_Stated exercise 1:_ Write out the commentary on the House bailout vote word for word, with no changes.

_Text shown:_

>> start

The Secretary of the Treasury now has a $700 billion bazooka in his pocket. Before we forget this past week’s drama, there are some loose ends about the bailout vote we need to sew up.

Let’s start by revisiting our predictions about the switchers. Focusing on the House Republicans, our empirical model (here) suggested that moderates in safe seats should have been more likely than their GOP colleagues to switch sides on the bailout bill. Isolating the safe Republicans from the left-side of the GOP median (and adding the two retiring moderate Republicans who voted against the bill) yielded a list of 16 GOP most likely to switch their votes.

We predicted three of the 16 switchers correctly, for a success rate of 18.75%. Given that 25 of the 199 GOP switched their votes, we would have had a 12.5% chance of picking the switchers correctly had we just thrown darts at Republicans. (Luckily, members of Congress are good at dodging.) In sum, our model offered a fifty percent improvement over chance. Not bad for political science, but not great for wagering. Best not to hire us for putting a man on the moon.

The 25 GOP switchers are a motley crew with little distinction in terms of ideological outlook or electoral vulnerability. In contrast, the 33 Democratic switchers are more liberal and more junior than other Democrats. Interestingly, one-third of the Democratic switchers are members of the Congressional Black Caucus; CBC members were significantly more likely than their Democratic colleagues to switch their votes in favor of the bailout. Press reports suggest that Barack Obama had lobbied many of the CBC members, urging their support for the package. (If you stumble across Obama’s phone logs, please send them along.)

>> end

_Stated exercise 2:_ Give the entire listing below again line for line, without altering anything.

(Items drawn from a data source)

>> start

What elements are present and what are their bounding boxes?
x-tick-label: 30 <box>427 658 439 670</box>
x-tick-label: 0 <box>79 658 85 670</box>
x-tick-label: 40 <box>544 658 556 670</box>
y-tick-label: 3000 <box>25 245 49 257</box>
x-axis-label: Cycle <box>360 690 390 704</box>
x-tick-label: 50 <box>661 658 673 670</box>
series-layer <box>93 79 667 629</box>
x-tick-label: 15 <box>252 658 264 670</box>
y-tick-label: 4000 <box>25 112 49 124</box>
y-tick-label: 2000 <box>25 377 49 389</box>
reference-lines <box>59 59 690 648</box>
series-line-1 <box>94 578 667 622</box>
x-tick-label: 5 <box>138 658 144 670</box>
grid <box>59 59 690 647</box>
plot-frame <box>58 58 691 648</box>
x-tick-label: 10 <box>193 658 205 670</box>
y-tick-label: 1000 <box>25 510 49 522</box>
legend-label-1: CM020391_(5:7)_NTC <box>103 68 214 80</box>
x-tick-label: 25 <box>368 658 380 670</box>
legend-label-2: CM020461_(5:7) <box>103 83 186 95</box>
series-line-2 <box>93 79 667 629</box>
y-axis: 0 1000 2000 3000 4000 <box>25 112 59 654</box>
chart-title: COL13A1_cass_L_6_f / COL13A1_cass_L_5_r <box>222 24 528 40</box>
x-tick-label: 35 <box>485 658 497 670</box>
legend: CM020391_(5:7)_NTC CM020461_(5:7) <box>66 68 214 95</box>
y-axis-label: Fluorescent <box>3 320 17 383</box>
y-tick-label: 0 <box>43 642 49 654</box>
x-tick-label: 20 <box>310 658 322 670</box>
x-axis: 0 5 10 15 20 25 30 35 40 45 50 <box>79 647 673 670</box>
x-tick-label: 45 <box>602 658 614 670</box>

>> end

_Correct result 1:_
The Secretary of the Treasury now has a $700 billion bazooka in his pocket. Before we forget this past week’s drama, there are some loose ends about the bailout vote we need to sew up.

Let’s start by revisiting our predictions about the switchers. Focusing on the House Republicans, our empirical model (here) suggested that moderates in safe seats should have been more likely than their GOP colleagues to switch sides on the bailout bill. Isolating the safe Republicans from the left-side of the GOP median (and adding the two retiring moderate Republicans who voted against the bill) yielded a list of 16 GOP most likely to switch their votes.

We predicted three of the 16 switchers correctly, for a success rate of 18.75%. Given that 25 of the 199 GOP switched their votes, we would have had a 12.5% chance of picking the switchers correctly had we just thrown darts at Republicans. (Luckily, members of Congress are good at dodging.) In sum, our model offered a fifty percent improvement over chance. Not bad for political science, but not great for wagering. Best not to hire us for putting a man on the moon.

The 25 GOP switchers are a motley crew with little distinction in terms of ideological outlook or electoral vulnerability. In contrast, the 33 Democratic switchers are more liberal and more junior than other Democrats. Interestingly, one-third of the Democratic switchers are members of the Congressional Black Caucus; CBC members were significantly more likely than their Democratic colleagues to switch their votes in favor of the bailout. Press reports suggest that Barack Obama had lobbied many of the CBC members, urging their support for the package. (If you stumble across Obama’s phone logs, please send them along.)

_Correct result 2:_
What elements are present and what are their bounding boxes?
x-tick-label: 30 <box>427 658 439 670</box>
x-tick-label: 0 <box>79 658 85 670</box>
x-tick-label: 40 <box>544 658 556 670</box>
y-tick-label: 3000 <box>25 245 49 257</box>
x-axis-label: Cycle <box>360 690 390 704</box>
x-tick-label: 50 <box>661 658 673 670</box>
series-layer <box>93 79 667 629</box>
x-tick-label: 15 <box>252 658 264 670</box>
y-tick-label: 4000 <box>25 112 49 124</box>
y-tick-label: 2000 <box>25 377 49 389</box>
reference-lines <box>59 59 690 648</box>
series-line-1 <box>94 578 667 622</box>
x-tick-label: 5 <box>138 658 144 670</box>
grid <box>59 59 690 647</box>
plot-frame <box>58 58 691 648</box>
x-tick-label: 10 <box>193 658 205 670</box>
y-tick-label: 1000 <box>25 510 49 522</box>
legend-label-1: CM020391_(5:7)_NTC <box>103 68 214 80</box>
x-tick-label: 25 <box>368 658 380 670</box>
legend-label-2: CM020461_(5:7) <box>103 83 186 95</box>
series-line-2 <box>93 79 667 629</box>
y-axis: 0 1000 2000 3000 4000 <box>25 112 59 654</box>
chart-title: COL13A1_cass_L_6_f / COL13A1_cass_L_5_r <box>222 24 528 40</box>
x-tick-label: 35 <box>485 658 497 670</box>
legend: CM020391_(5:7)_NTC CM020461_(5:7) <box>66 68 214 95</box>
y-axis-label: Fluorescent <box>3 320 17 383</box>
y-tick-label: 0 <box>43 642 49 654</box>
x-tick-label: 20 <box>310 658 322 670</box>
x-axis: 0 5 10 15 20 25 30 35 40 45 50 <box>79 647 673 670</box>
x-tick-label: 45 <box>602 658 614 670</box>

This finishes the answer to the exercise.